* WHAT YOU WILL DO:
Every line of the listing must be reproduced as it stands. Leave the images behind.

Saved entries:

((

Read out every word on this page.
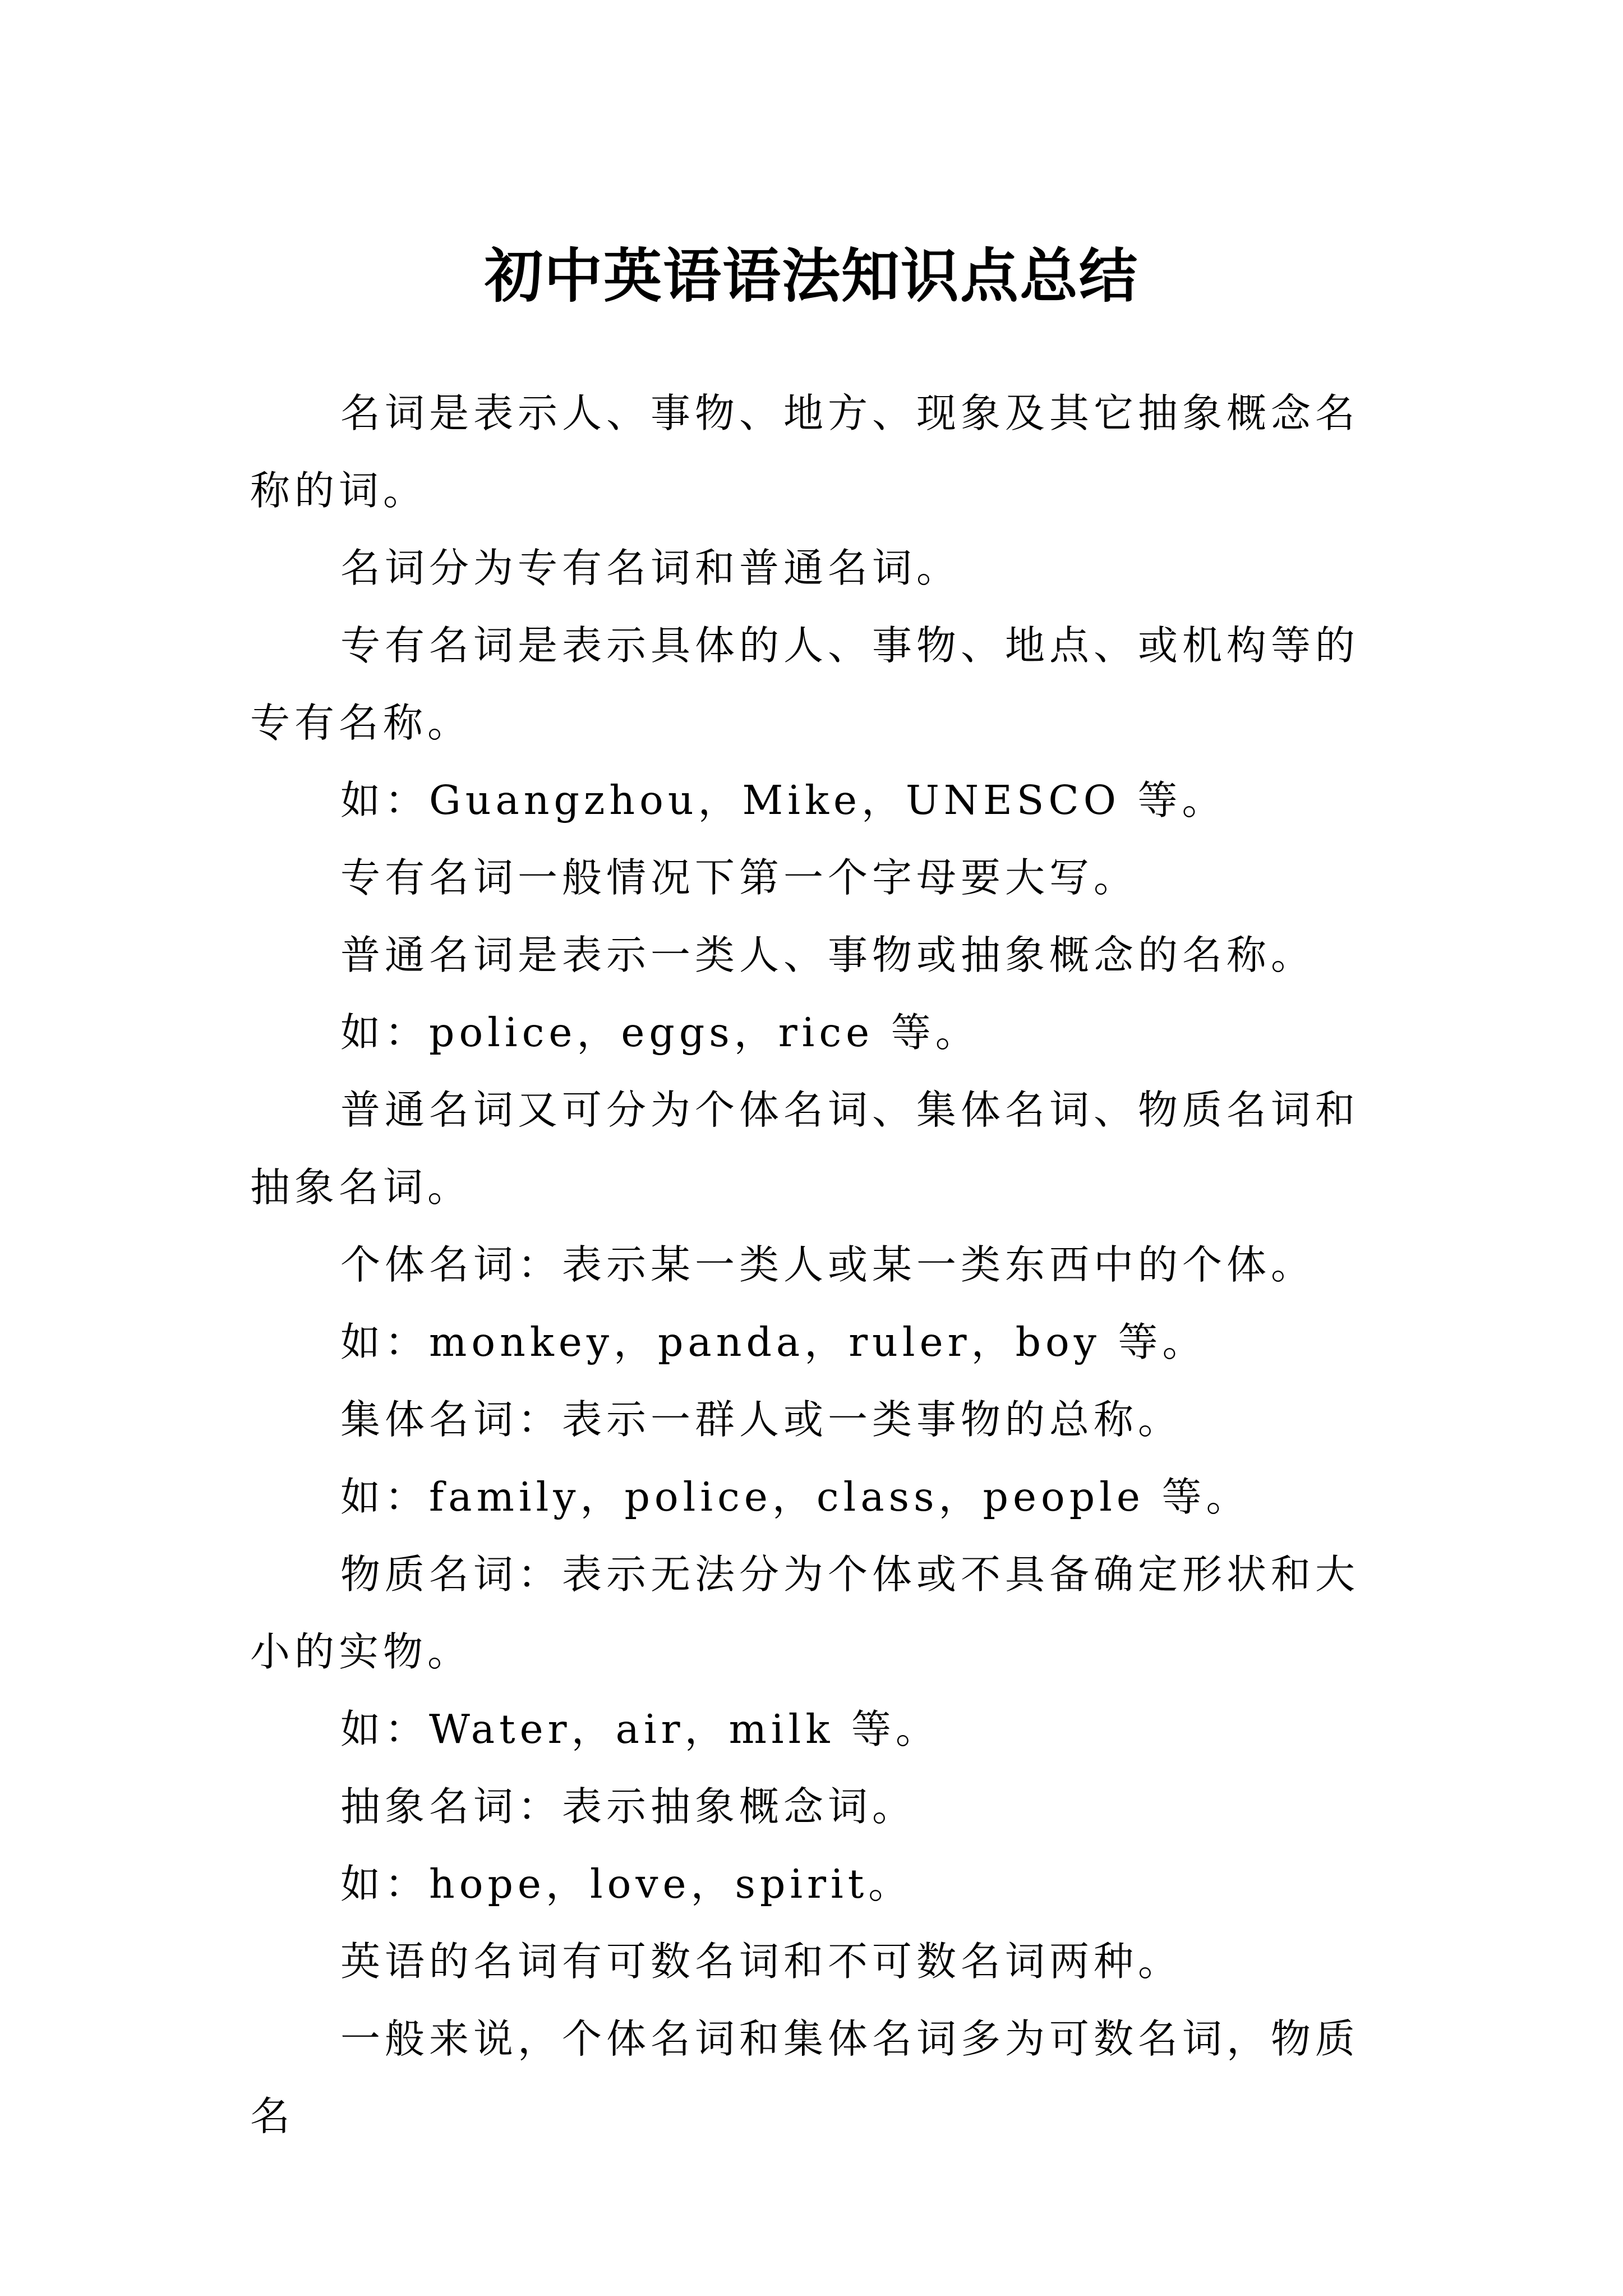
初中英语语法知识点总结

名词是表示人、事物、地方、现象及其它抽象概念名称的词。

名词分为专有名词和普通名词。

专有名词是表示具体的人、事物、地点、或机构等的专有名称。

如：Guangzhou，Mike，UNESCO 等。

专有名词一般情况下第一个字母要大写。

普通名词是表示一类人、事物或抽象概念的名称。

如：police，eggs，rice 等。

普通名词又可分为个体名词、集体名词、物质名词和抽象名词。

个体名词：表示某一类人或某一类东西中的个体。

如：monkey，panda，ruler，boy 等。

集体名词：表示一群人或一类事物的总称。

如：family，police，class，people 等。

物质名词：表示无法分为个体或不具备确定形状和大小的实物。

如：Water，air，milk 等。

抽象名词：表示抽象概念词。

如：hope，love，spirit。

英语的名词有可数名词和不可数名词两种。

一般来说，个体名词和集体名词多为可数名词，物质名
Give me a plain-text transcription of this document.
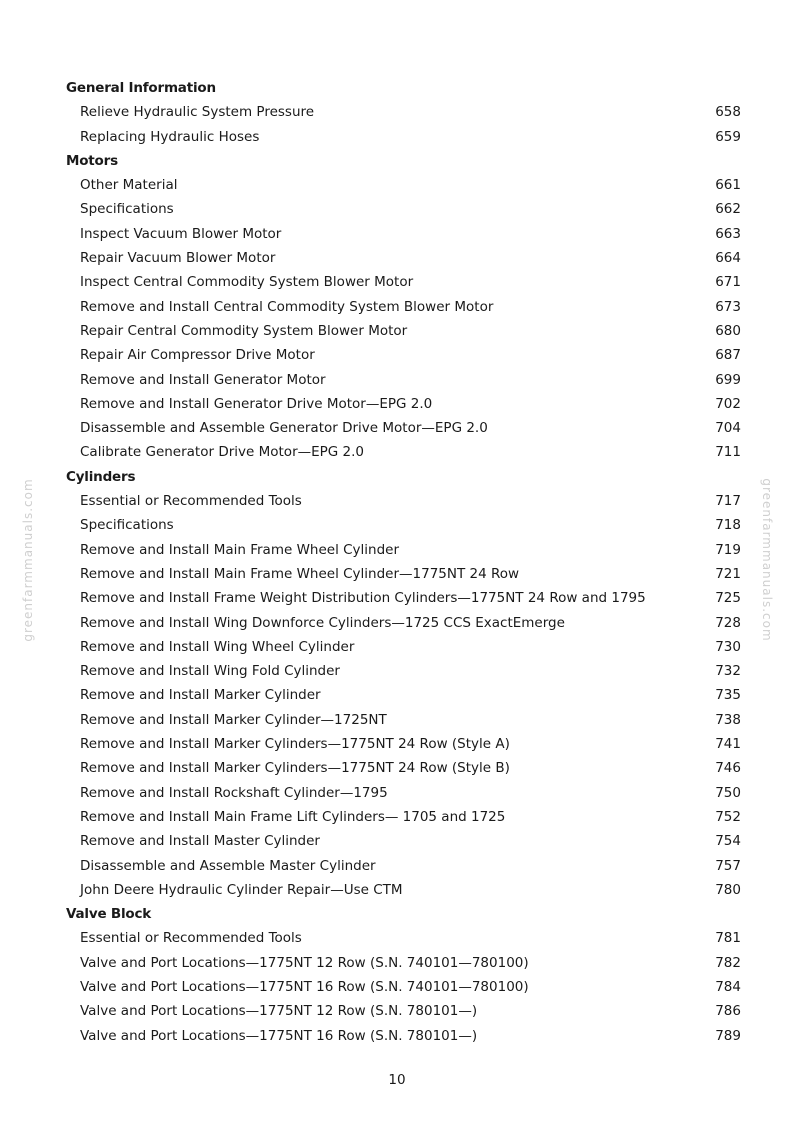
General Information
Relieve Hydraulic System Pressure	658
Replacing Hydraulic Hoses	659
Motors
Other Material	661
Specifications	662
Inspect Vacuum Blower Motor	663
Repair Vacuum Blower Motor	664
Inspect Central Commodity System Blower Motor	671
Remove and Install Central Commodity System Blower Motor	673
Repair Central Commodity System Blower Motor	680
Repair Air Compressor Drive Motor	687
Remove and Install Generator Motor	699
Remove and Install Generator Drive Motor—EPG 2.0	702
Disassemble and Assemble Generator Drive Motor—EPG 2.0	704
Calibrate Generator Drive Motor—EPG 2.0	711
Cylinders
Essential or Recommended Tools	717
Specifications	718
Remove and Install Main Frame Wheel Cylinder	719
Remove and Install Main Frame Wheel Cylinder—1775NT 24 Row	721
Remove and Install Frame Weight Distribution Cylinders—1775NT 24 Row and 1795	725
Remove and Install Wing Downforce Cylinders—1725 CCS ExactEmerge	728
Remove and Install Wing Wheel Cylinder	730
Remove and Install Wing Fold Cylinder	732
Remove and Install Marker Cylinder	735
Remove and Install Marker Cylinder—1725NT	738
Remove and Install Marker Cylinders—1775NT 24 Row (Style A)	741
Remove and Install Marker Cylinders—1775NT 24 Row (Style B)	746
Remove and Install Rockshaft Cylinder—1795	750
Remove and Install Main Frame Lift Cylinders— 1705 and 1725	752
Remove and Install Master Cylinder	754
Disassemble and Assemble Master Cylinder	757
John Deere Hydraulic Cylinder Repair—Use CTM	780
Valve Block
Essential or Recommended Tools	781
Valve and Port Locations—1775NT 12 Row (S.N. 740101—780100)	782
Valve and Port Locations—1775NT 16 Row (S.N. 740101—780100)	784
Valve and Port Locations—1775NT 12 Row (S.N. 780101—)	786
Valve and Port Locations—1775NT 16 Row (S.N. 780101—)	789
greenfarmmanuals.com	greenfarmmanuals.com
10
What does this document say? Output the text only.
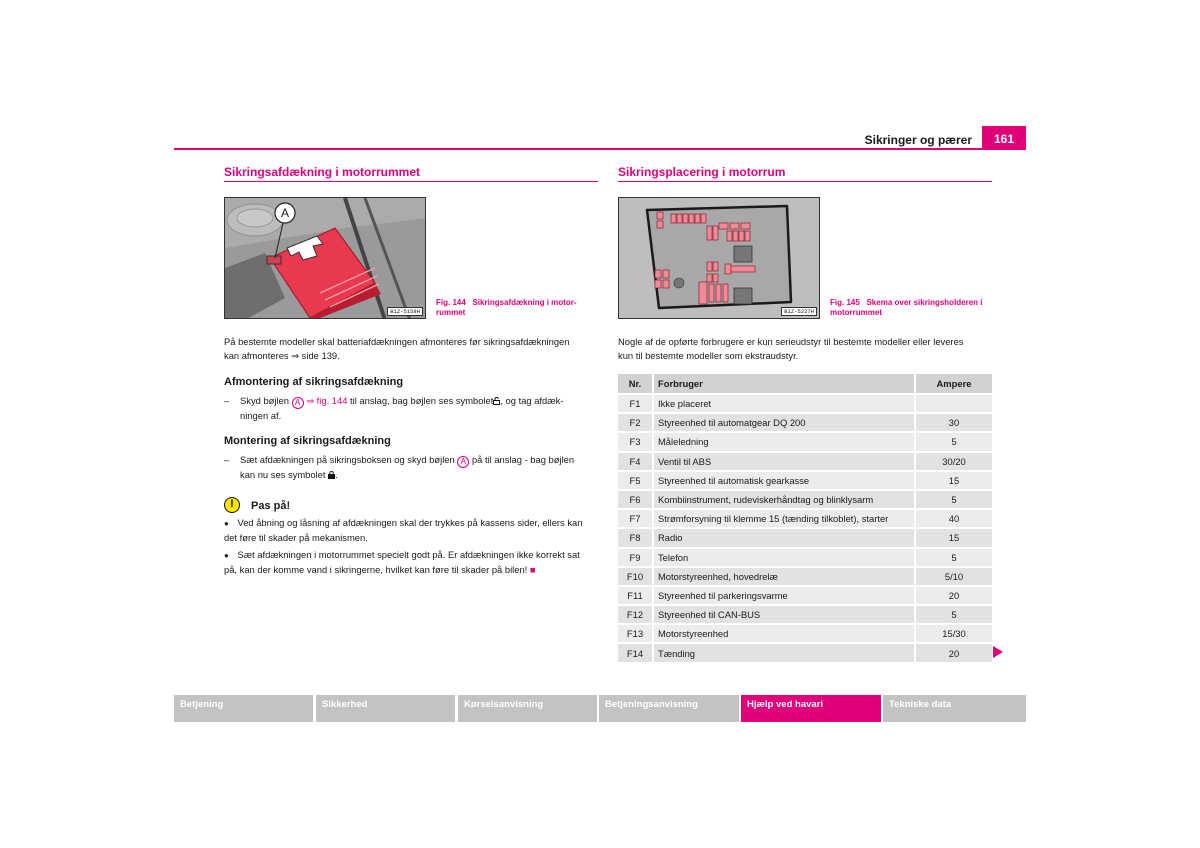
Sikringer og pærer	161
Sikringsafdækning i motorrummet
A
B1Z-5158H
Fig. 144 Sikringsafdækning i motor-
rummet
På bestemte modeller skal batteriafdækningen afmonteres før sikringsafdækningen
kan afmonteres ⇒ side 139.
Afmontering af sikringsafdækning
–	Skyd bøjlen A ⇒ fig. 144 til anslag, bag bøjlen ses symbolet , og tag afdæk-
ningen af.
Montering af sikringsafdækning
–	Sæt afdækningen på sikringsboksen og skyd bøjlen A på til anslag - bag bøjlen
kan nu ses symbolet .
!	Pas på!
● Ved åbning og låsning af afdækningen skal der trykkes på kassens sider, ellers kan
det føre til skader på mekanismen.
● Sæt afdækningen i motorrummet specielt godt på. Er afdækningen ikke korrekt sat
på, kan der komme vand i sikringerne, hvilket kan føre til skader på bilen! ■
Sikringsplacering i motorrum
B1Z-5227H
Fig. 145 Skema over sikringsholderen i
motorrummet
Nogle af de opførte forbrugere er kun serieudstyr til bestemte modeller eller leveres
kun til bestemte modeller som ekstraudstyr.
Nr.	Forbruger	Ampere
F1	Ikke placeret	
F2	Styreenhed til automatgear DQ 200	30
F3	Måleledning	5
F4	Ventil til ABS	30/20
F5	Styreenhed til automatisk gearkasse	15
F6	Kombiinstrument, rudeviskerhåndtag og blinklysarm	5
F7	Strømforsyning til klemme 15 (tænding tilkoblet), starter	40
F8	Radio	15
F9	Telefon	5
F10	Motorstyreenhed, hovedrelæ	5/10
F11	Styreenhed til parkeringsvarme	20
F12	Styreenhed til CAN-BUS	5
F13	Motorstyreenhed	15/30
F14	Tænding	20
Betjening	Sikkerhed	Kørselsanvisning	Betjeningsanvisning	Hjælp ved havari	Tekniske data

))

* EXERCISE OUTPUT:
Read out every word on this page.
初中英语语法知识点总结

名词是表示人、事物、地方、现象及其它抽象概念名称的词。

名词分为专有名词和普通名词。

专有名词是表示具体的人、事物、地点、或机构等的专有名称。

如：Guangzhou，Mike，UNESCO 等。

专有名词一般情况下第一个字母要大写。

普通名词是表示一类人、事物或抽象概念的名称。

如：police，eggs，rice 等。

普通名词又可分为个体名词、集体名词、物质名词和抽象名词。

个体名词：表示某一类人或某一类东西中的个体。

如：monkey，panda，ruler，boy 等。

集体名词：表示一群人或一类事物的总称。

如：family，police，class，people 等。

物质名词：表示无法分为个体或不具备确定形状和大小的实物。

如：Water，air，milk 等。

抽象名词：表示抽象概念词。

如：hope，love，spirit。

英语的名词有可数名词和不可数名词两种。

一般来说，个体名词和集体名词多为可数名词，物质名
Give me a plain-text transcription of this document.
General Information
Relieve Hydraulic System Pressure	658
Replacing Hydraulic Hoses	659
Motors
Other Material	661
Specifications	662
Inspect Vacuum Blower Motor	663
Repair Vacuum Blower Motor	664
Inspect Central Commodity System Blower Motor	671
Remove and Install Central Commodity System Blower Motor	673
Repair Central Commodity System Blower Motor	680
Repair Air Compressor Drive Motor	687
Remove and Install Generator Motor	699
Remove and Install Generator Drive Motor—EPG 2.0	702
Disassemble and Assemble Generator Drive Motor—EPG 2.0	704
Calibrate Generator Drive Motor—EPG 2.0	711
Cylinders
Essential or Recommended Tools	717
Specifications	718
Remove and Install Main Frame Wheel Cylinder	719
Remove and Install Main Frame Wheel Cylinder—1775NT 24 Row	721
Remove and Install Frame Weight Distribution Cylinders—1775NT 24 Row and 1795	725
Remove and Install Wing Downforce Cylinders—1725 CCS ExactEmerge	728
Remove and Install Wing Wheel Cylinder	730
Remove and Install Wing Fold Cylinder	732
Remove and Install Marker Cylinder	735
Remove and Install Marker Cylinder—1725NT	738
Remove and Install Marker Cylinders—1775NT 24 Row (Style A)	741
Remove and Install Marker Cylinders—1775NT 24 Row (Style B)	746
Remove and Install Rockshaft Cylinder—1795	750
Remove and Install Main Frame Lift Cylinders— 1705 and 1725	752
Remove and Install Master Cylinder	754
Disassemble and Assemble Master Cylinder	757
John Deere Hydraulic Cylinder Repair—Use CTM	780
Valve Block
Essential or Recommended Tools	781
Valve and Port Locations—1775NT 12 Row (S.N. 740101—780100)	782
Valve and Port Locations—1775NT 16 Row (S.N. 740101—780100)	784
Valve and Port Locations—1775NT 12 Row (S.N. 780101—)	786
Valve and Port Locations—1775NT 16 Row (S.N. 780101—)	789
greenfarmmanuals.com	greenfarmmanuals.com
10
What does this document say? Output the text only.
Sikringer og pærer	161
Sikringsafdækning i motorrummet
A
B1Z-5158H
Fig. 144 Sikringsafdækning i motor-
rummet
På bestemte modeller skal batteriafdækningen afmonteres før sikringsafdækningen
kan afmonteres ⇒ side 139.
Afmontering af sikringsafdækning
–	Skyd bøjlen A ⇒ fig. 144 til anslag, bag bøjlen ses symbolet , og tag afdæk-
ningen af.
Montering af sikringsafdækning
–	Sæt afdækningen på sikringsboksen og skyd bøjlen A på til anslag - bag bøjlen
kan nu ses symbolet .
!	Pas på!
● Ved åbning og låsning af afdækningen skal der trykkes på kassens sider, ellers kan
det føre til skader på mekanismen.
● Sæt afdækningen i motorrummet specielt godt på. Er afdækningen ikke korrekt sat
på, kan der komme vand i sikringerne, hvilket kan føre til skader på bilen! ■
Sikringsplacering i motorrum
B1Z-5227H
Fig. 145 Skema over sikringsholderen i
motorrummet
Nogle af de opførte forbrugere er kun serieudstyr til bestemte modeller eller leveres
kun til bestemte modeller som ekstraudstyr.
Nr.	Forbruger	Ampere
F1	Ikke placeret	
F2	Styreenhed til automatgear DQ 200	30
F3	Måleledning	5
F4	Ventil til ABS	30/20
F5	Styreenhed til automatisk gearkasse	15
F6	Kombiinstrument, rudeviskerhåndtag og blinklysarm	5
F7	Strømforsyning til klemme 15 (tænding tilkoblet), starter	40
F8	Radio	15
F9	Telefon	5
F10	Motorstyreenhed, hovedrelæ	5/10
F11	Styreenhed til parkeringsvarme	20
F12	Styreenhed til CAN-BUS	5
F13	Motorstyreenhed	15/30
F14	Tænding	20
Betjening	Sikkerhed	Kørselsanvisning	Betjeningsanvisning	Hjælp ved havari	Tekniske data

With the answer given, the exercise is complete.